Requirements: Report all lines from the entries below in which "color" appears.

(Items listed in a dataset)
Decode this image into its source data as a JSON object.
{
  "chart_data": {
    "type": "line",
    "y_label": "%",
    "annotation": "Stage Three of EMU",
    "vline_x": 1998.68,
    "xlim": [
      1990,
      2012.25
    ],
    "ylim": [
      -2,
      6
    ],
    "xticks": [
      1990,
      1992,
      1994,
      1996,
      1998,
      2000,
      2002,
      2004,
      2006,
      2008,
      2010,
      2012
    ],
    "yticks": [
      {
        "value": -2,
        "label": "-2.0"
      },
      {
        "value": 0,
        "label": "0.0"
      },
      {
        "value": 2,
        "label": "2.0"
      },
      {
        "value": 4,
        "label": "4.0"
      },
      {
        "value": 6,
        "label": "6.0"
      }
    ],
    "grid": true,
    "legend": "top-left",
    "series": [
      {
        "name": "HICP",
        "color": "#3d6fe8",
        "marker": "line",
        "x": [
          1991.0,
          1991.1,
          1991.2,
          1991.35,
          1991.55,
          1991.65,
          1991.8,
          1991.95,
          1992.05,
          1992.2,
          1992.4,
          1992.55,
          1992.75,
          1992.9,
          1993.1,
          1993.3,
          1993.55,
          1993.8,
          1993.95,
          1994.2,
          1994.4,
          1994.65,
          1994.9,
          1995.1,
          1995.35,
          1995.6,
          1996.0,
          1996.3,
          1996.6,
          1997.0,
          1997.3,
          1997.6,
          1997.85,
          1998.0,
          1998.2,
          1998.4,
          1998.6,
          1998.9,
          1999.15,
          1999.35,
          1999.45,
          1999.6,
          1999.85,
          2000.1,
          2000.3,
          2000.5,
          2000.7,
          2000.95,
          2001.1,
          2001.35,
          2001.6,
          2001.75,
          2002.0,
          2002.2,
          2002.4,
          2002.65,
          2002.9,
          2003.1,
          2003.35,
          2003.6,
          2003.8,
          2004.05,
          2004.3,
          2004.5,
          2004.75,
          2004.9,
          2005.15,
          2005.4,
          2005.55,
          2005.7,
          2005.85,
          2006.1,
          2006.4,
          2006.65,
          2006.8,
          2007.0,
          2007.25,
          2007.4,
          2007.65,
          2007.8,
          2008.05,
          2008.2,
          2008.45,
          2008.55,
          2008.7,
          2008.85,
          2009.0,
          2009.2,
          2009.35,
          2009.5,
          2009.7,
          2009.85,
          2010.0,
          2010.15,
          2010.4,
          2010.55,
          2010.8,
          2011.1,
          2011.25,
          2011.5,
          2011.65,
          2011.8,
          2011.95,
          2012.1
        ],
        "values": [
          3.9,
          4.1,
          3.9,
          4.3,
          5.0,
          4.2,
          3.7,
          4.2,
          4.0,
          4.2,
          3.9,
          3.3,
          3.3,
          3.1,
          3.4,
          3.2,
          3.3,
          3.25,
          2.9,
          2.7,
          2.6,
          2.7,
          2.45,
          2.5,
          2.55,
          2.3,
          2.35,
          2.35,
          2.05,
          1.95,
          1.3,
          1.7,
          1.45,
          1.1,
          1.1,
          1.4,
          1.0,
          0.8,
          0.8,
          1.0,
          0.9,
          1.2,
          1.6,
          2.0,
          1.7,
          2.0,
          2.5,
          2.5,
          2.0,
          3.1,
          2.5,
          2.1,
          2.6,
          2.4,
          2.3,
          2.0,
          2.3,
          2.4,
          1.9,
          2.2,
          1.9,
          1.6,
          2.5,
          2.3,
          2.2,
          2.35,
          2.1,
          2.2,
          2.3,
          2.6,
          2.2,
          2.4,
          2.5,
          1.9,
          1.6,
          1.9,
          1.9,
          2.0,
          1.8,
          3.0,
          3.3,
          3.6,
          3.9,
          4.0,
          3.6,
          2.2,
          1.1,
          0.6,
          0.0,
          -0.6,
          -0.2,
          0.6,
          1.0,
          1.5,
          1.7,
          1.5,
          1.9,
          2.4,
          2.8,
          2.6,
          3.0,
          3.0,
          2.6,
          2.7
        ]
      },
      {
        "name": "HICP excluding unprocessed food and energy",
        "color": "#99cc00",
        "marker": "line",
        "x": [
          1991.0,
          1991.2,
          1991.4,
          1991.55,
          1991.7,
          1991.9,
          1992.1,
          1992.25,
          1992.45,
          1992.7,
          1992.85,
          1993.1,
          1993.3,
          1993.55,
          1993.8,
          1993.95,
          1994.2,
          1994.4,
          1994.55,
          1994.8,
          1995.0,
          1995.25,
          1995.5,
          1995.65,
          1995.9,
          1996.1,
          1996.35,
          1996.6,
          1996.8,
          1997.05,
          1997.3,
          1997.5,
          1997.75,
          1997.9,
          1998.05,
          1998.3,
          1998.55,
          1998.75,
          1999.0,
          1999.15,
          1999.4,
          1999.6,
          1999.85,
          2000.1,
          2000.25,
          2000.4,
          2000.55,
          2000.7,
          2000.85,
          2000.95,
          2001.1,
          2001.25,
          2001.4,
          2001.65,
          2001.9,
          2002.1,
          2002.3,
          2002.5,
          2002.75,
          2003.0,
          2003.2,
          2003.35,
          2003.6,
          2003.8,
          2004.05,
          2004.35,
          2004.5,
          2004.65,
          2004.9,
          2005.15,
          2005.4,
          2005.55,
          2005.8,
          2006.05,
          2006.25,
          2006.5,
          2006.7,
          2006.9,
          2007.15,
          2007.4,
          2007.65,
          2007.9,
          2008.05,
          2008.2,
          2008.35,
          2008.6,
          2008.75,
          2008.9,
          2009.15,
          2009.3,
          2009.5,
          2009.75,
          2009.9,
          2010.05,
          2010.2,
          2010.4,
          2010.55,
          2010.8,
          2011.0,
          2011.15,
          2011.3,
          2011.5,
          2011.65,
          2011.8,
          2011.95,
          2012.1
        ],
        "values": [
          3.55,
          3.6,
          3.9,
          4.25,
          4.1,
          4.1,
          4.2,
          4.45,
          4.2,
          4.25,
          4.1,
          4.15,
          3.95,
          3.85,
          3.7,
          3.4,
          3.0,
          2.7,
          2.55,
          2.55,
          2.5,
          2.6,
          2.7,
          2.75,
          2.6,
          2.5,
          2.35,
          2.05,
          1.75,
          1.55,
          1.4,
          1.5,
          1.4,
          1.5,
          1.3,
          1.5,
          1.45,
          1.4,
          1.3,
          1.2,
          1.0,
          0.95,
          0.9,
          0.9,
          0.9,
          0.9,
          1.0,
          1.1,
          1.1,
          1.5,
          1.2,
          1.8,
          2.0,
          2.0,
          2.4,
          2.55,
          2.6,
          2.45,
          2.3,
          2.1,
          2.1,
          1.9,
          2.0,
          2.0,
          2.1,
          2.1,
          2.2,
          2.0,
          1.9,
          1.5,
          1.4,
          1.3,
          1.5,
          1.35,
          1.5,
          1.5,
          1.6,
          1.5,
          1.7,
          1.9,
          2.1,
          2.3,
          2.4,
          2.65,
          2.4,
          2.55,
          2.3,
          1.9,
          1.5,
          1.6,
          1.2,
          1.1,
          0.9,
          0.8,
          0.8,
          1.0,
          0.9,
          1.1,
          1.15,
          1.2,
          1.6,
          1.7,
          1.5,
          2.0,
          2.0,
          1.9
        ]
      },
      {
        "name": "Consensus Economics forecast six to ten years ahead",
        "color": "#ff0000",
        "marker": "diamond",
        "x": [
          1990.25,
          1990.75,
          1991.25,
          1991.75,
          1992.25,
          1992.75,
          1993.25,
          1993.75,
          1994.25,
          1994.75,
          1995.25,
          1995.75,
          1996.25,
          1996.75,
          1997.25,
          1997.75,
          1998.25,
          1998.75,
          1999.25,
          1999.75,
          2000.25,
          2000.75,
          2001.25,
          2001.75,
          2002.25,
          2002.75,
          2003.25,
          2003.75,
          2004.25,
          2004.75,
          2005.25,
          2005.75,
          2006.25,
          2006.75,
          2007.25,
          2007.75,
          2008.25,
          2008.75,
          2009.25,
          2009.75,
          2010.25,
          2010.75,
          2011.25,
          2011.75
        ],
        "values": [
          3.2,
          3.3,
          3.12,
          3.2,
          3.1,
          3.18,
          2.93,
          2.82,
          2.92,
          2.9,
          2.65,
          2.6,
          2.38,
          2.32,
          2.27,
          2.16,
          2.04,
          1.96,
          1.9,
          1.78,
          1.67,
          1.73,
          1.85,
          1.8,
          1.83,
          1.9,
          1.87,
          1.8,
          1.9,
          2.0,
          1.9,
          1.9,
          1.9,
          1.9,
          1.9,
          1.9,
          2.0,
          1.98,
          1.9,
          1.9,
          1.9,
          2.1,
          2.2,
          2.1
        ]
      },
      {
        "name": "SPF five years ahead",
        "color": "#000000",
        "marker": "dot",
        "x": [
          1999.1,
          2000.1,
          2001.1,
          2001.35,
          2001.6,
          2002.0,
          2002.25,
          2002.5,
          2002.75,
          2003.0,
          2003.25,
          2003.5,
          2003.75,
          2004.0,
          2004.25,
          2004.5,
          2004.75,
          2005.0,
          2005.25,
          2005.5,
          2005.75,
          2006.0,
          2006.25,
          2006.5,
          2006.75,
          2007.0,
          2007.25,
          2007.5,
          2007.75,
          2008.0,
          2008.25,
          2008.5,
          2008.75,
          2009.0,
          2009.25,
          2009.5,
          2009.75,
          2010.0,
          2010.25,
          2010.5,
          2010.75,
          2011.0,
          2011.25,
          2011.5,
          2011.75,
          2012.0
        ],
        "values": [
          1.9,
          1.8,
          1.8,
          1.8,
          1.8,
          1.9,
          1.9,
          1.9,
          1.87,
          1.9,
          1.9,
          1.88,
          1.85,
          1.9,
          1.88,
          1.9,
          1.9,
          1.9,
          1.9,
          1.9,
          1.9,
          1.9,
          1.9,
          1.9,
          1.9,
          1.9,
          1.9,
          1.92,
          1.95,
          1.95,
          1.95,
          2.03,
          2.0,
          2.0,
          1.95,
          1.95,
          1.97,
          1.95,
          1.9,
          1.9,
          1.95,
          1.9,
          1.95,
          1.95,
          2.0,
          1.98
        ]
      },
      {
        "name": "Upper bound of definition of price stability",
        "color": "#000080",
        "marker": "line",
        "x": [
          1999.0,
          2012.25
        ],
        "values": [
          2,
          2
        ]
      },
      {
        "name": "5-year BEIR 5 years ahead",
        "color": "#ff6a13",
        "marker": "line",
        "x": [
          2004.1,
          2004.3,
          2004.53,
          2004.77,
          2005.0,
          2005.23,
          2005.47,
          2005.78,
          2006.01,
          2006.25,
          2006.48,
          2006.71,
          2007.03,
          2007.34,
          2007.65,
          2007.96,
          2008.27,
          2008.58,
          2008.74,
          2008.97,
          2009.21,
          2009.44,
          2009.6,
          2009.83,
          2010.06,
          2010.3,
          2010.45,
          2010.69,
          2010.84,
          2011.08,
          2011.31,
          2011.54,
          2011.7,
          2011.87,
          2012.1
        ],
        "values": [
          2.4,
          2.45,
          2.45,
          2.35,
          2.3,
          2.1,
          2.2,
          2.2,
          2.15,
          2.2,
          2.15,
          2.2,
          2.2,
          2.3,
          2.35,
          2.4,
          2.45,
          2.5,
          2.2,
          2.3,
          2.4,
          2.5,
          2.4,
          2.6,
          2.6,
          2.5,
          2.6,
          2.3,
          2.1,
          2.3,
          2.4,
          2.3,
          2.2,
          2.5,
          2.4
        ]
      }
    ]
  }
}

Result of this exercise:
        "color": "#3d6fe8",
        "color": "#99cc00",
        "color": "#ff0000",
        "color": "#000000",
        "color": "#000080",
        "color": "#ff6a13",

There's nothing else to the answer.